TASK DETAILS
Check every line below for the word "cases" and show those that hold it.

<<<<

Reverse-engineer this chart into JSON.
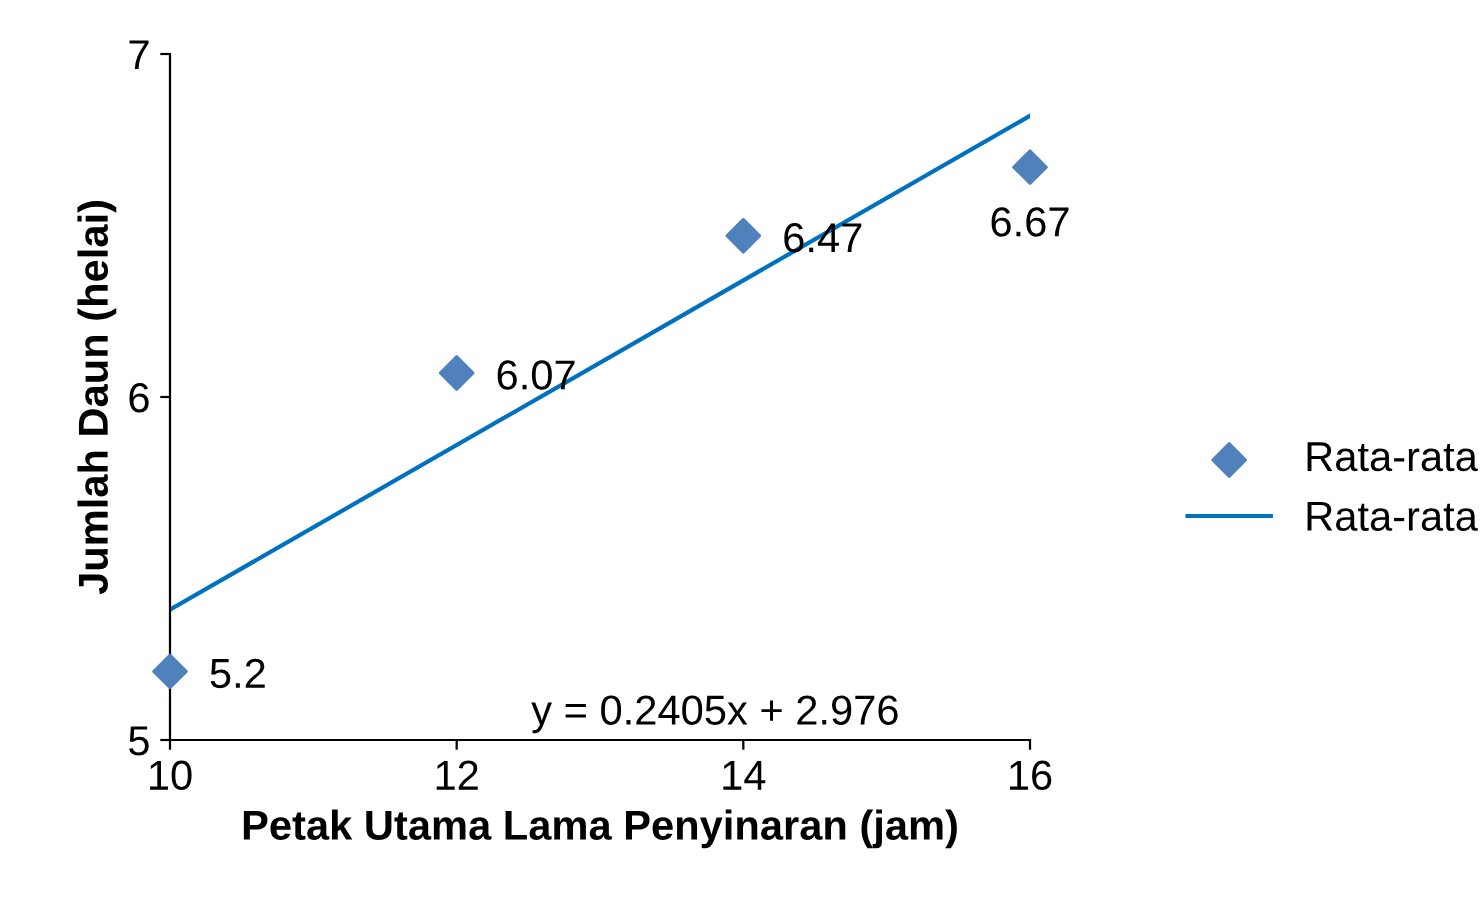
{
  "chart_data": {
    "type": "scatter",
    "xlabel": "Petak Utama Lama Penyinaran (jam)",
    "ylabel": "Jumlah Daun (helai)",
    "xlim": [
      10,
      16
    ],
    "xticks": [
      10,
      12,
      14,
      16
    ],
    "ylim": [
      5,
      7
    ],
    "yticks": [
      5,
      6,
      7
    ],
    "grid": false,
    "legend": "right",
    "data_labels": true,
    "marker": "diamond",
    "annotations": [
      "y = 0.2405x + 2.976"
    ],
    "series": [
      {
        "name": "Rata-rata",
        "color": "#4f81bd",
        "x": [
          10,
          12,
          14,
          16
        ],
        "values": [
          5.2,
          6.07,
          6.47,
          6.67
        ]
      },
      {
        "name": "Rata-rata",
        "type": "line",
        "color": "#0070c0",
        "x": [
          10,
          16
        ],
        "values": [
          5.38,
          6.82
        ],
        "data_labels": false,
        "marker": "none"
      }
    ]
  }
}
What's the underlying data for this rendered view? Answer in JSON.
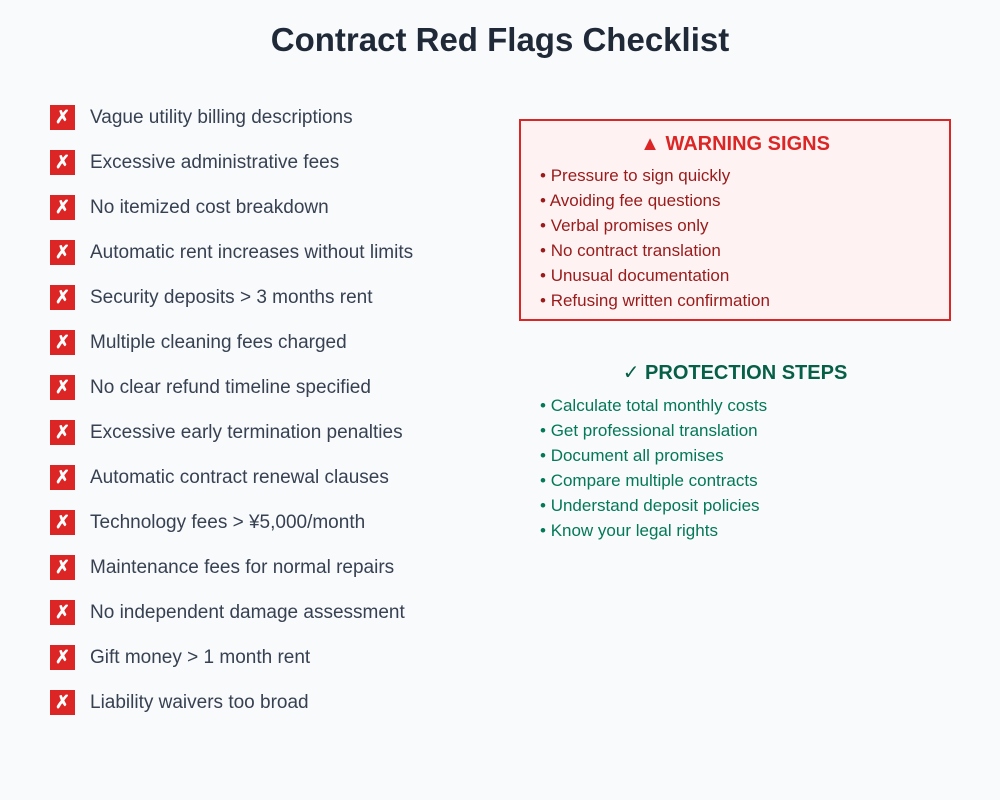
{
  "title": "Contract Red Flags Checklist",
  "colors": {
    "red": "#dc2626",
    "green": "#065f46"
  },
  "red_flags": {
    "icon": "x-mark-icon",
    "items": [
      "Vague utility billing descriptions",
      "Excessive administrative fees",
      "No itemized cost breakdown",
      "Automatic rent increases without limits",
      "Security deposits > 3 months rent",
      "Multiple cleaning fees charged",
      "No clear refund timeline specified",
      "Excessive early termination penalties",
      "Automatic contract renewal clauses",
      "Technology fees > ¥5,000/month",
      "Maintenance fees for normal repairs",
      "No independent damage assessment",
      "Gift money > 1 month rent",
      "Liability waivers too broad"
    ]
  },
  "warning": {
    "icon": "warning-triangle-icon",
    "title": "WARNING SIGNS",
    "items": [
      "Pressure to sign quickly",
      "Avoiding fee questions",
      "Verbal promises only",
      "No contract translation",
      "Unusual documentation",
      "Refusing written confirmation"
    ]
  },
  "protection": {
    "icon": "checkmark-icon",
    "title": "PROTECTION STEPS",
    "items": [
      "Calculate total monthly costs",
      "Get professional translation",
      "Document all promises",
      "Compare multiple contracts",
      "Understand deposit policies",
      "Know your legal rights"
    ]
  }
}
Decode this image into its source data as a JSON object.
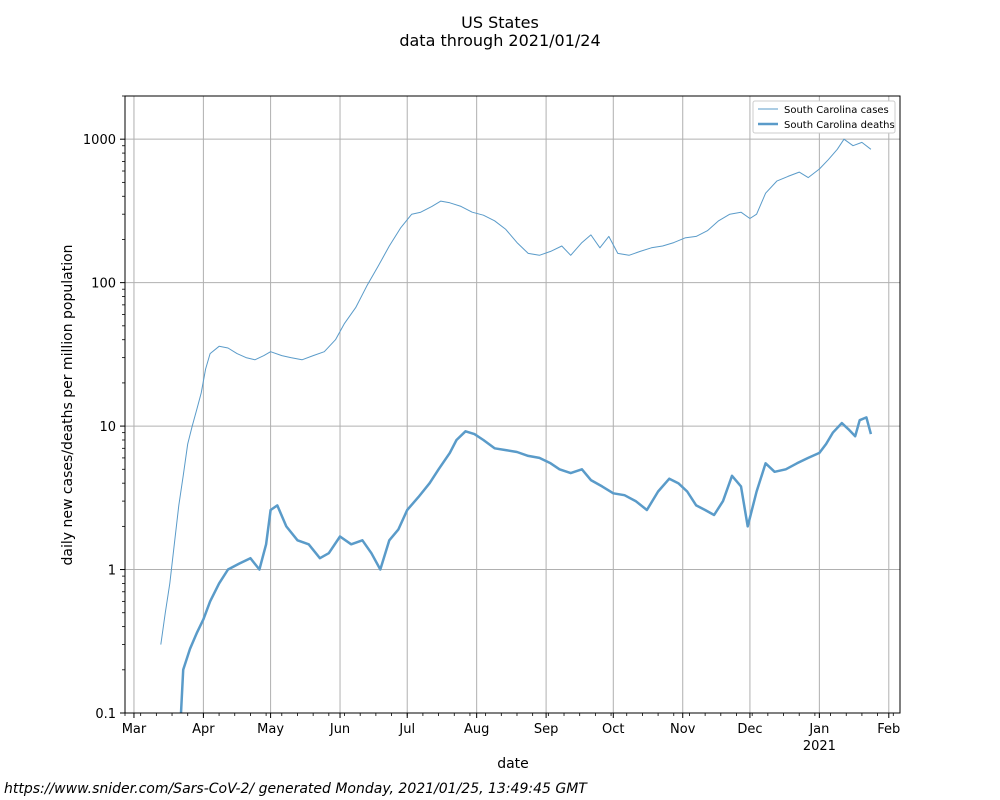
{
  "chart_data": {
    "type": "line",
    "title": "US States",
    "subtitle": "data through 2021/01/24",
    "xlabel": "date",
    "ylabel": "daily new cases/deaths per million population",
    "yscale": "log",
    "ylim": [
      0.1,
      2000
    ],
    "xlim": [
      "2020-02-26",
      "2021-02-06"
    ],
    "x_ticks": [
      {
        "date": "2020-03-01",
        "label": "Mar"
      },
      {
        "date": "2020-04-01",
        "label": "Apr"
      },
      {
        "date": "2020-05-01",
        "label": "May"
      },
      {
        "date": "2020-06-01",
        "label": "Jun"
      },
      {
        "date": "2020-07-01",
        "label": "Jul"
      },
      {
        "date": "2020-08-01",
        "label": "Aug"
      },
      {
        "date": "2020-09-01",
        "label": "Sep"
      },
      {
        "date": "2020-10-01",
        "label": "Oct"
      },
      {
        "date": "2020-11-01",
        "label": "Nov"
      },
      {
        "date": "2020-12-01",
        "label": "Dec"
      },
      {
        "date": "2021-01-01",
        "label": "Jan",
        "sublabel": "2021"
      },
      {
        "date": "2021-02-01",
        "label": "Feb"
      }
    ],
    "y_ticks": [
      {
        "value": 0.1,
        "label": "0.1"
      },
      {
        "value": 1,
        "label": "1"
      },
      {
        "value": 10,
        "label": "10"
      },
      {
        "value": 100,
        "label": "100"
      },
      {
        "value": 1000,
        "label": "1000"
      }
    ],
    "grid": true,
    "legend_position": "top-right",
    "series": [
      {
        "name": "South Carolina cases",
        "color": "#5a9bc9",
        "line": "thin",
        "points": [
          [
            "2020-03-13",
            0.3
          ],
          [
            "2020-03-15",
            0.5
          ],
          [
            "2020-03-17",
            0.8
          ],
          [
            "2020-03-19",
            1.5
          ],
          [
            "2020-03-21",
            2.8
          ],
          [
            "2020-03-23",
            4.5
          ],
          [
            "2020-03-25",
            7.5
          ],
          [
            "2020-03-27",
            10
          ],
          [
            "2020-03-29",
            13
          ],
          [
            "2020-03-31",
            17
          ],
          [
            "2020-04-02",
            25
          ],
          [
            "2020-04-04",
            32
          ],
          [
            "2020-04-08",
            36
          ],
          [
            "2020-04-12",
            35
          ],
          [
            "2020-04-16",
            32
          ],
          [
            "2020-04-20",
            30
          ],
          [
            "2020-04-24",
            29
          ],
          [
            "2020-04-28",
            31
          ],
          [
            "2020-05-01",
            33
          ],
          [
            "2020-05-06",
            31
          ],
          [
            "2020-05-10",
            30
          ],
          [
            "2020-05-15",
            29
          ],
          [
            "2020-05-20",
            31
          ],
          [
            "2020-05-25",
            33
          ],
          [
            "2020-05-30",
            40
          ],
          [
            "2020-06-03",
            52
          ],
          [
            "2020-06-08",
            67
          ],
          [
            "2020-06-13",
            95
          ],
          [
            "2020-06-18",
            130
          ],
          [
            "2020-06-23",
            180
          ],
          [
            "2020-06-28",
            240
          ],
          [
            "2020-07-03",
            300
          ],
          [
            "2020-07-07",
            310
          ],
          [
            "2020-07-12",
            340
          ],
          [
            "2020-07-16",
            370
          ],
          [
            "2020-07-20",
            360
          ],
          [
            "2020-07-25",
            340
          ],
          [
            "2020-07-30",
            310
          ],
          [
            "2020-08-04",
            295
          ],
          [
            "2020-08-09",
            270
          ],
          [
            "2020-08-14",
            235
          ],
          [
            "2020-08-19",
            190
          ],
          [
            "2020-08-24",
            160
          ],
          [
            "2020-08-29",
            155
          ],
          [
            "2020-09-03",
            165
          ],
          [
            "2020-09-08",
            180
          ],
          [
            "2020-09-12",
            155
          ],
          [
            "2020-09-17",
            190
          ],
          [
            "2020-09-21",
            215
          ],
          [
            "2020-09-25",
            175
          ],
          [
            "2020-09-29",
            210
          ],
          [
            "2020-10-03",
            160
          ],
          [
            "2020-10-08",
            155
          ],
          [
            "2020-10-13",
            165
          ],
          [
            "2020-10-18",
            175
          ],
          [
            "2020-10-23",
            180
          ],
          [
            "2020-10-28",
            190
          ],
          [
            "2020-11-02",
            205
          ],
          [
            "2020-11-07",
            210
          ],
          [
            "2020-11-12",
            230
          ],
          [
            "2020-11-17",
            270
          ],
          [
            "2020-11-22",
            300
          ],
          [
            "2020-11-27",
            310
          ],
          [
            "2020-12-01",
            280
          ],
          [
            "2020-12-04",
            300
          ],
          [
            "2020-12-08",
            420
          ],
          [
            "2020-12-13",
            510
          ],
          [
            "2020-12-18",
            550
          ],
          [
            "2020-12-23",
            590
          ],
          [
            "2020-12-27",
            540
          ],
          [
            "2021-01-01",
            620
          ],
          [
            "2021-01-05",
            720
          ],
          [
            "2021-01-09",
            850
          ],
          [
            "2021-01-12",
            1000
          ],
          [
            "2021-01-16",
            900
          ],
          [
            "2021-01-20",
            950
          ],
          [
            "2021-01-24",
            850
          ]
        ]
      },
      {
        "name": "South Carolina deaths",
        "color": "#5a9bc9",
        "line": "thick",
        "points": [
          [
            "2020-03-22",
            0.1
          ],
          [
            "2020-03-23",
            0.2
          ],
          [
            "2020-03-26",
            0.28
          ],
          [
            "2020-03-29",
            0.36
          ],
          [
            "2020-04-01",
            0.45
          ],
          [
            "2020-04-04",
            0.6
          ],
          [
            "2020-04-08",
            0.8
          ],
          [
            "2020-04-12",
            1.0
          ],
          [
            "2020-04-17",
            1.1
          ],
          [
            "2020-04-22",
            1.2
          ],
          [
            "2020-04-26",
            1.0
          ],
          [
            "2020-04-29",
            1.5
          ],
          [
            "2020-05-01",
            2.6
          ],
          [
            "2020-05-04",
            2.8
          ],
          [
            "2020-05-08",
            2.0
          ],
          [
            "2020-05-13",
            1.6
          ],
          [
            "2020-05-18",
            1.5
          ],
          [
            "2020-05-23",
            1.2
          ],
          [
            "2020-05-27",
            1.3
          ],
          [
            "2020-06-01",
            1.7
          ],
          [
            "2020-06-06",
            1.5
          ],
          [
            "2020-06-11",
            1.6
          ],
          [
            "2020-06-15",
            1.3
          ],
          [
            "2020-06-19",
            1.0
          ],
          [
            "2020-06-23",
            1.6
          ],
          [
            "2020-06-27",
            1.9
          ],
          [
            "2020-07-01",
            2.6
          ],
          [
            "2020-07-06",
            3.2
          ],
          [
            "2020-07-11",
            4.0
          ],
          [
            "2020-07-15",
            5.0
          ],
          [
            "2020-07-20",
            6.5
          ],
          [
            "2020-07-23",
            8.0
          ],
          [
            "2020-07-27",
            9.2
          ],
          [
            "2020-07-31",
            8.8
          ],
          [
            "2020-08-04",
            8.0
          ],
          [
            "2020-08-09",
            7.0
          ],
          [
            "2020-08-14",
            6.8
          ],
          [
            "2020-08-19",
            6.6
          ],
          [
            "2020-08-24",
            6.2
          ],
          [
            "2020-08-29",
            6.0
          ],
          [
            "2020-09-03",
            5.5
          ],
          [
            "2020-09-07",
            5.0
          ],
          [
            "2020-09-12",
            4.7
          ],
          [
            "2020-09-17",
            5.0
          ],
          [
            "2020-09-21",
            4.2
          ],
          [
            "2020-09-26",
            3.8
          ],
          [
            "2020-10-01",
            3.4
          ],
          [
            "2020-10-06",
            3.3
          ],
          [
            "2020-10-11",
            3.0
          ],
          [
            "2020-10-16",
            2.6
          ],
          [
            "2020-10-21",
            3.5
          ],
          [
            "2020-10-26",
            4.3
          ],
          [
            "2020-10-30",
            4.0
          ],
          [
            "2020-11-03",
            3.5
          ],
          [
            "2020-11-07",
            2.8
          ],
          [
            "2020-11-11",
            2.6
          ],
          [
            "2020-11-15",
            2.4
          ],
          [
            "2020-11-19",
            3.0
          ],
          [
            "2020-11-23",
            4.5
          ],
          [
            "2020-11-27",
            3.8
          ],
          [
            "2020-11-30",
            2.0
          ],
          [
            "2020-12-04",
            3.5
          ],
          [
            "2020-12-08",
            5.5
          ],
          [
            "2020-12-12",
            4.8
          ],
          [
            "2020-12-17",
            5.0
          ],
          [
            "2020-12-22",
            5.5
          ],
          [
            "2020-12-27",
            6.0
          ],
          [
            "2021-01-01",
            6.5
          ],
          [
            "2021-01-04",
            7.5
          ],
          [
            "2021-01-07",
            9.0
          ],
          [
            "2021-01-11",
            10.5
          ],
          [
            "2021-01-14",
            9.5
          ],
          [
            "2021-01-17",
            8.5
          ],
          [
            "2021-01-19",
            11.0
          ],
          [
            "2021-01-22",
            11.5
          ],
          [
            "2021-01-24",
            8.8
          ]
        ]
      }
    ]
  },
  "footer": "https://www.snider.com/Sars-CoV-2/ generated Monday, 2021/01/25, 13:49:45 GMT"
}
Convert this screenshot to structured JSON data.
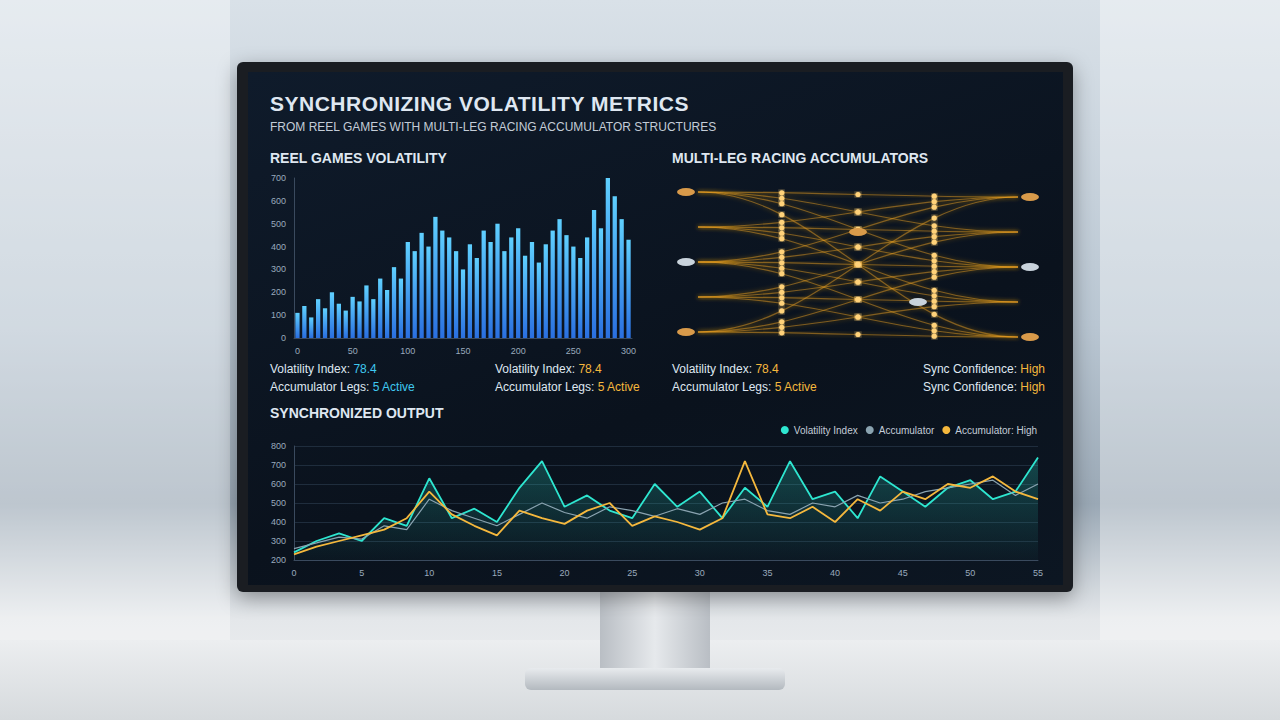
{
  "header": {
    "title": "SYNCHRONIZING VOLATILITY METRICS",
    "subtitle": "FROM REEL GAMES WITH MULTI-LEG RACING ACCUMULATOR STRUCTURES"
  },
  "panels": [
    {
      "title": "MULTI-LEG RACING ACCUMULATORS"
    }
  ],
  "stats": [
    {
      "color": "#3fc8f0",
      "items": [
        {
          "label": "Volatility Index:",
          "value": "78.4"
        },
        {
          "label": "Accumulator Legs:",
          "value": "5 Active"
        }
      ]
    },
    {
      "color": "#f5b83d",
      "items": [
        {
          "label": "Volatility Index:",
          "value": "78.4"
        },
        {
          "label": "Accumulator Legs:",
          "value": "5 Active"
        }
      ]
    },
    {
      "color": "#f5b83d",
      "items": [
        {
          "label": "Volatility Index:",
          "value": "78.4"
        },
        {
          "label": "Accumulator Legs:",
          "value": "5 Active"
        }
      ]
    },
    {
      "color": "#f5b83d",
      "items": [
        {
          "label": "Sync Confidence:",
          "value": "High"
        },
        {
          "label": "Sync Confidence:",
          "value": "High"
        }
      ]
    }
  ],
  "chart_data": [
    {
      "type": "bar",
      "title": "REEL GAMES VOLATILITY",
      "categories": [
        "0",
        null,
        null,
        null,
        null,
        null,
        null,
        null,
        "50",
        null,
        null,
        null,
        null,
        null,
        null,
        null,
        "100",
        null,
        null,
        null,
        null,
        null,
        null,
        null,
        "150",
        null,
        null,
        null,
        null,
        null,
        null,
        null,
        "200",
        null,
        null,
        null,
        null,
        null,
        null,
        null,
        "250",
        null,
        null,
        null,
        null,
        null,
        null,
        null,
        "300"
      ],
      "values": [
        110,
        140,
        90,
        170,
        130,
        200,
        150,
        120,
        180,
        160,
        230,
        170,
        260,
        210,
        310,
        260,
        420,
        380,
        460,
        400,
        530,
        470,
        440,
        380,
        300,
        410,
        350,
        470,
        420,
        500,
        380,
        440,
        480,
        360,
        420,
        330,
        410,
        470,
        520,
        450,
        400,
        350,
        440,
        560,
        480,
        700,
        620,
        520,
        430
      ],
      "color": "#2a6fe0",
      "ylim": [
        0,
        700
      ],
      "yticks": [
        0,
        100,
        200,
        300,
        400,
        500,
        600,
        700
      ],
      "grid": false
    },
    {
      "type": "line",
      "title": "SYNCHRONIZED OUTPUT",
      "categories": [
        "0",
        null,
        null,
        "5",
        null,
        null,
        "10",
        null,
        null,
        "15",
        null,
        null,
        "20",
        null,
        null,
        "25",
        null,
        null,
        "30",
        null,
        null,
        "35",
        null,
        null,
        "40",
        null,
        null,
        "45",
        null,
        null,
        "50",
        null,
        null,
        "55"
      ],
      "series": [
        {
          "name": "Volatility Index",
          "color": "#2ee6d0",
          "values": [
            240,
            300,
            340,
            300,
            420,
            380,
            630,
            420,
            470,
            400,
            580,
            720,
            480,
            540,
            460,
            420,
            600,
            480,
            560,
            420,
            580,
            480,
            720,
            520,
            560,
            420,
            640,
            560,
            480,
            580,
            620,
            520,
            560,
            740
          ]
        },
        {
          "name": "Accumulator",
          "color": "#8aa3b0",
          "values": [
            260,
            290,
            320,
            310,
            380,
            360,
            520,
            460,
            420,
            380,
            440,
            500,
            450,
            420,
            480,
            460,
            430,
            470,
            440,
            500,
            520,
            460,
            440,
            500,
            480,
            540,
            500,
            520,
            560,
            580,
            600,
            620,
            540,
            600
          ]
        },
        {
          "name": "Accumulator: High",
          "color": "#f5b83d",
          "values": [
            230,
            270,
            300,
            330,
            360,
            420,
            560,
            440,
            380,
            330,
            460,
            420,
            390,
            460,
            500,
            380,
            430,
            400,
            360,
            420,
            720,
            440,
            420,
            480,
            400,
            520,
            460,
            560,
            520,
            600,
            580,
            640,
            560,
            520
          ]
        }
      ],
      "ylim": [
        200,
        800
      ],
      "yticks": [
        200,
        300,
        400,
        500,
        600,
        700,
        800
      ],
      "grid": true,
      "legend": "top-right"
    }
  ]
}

>>>>

EXERCISE SOLUTION
    "ylabel": "daily new cases/deaths per million population",
        "name": "South Carolina cases",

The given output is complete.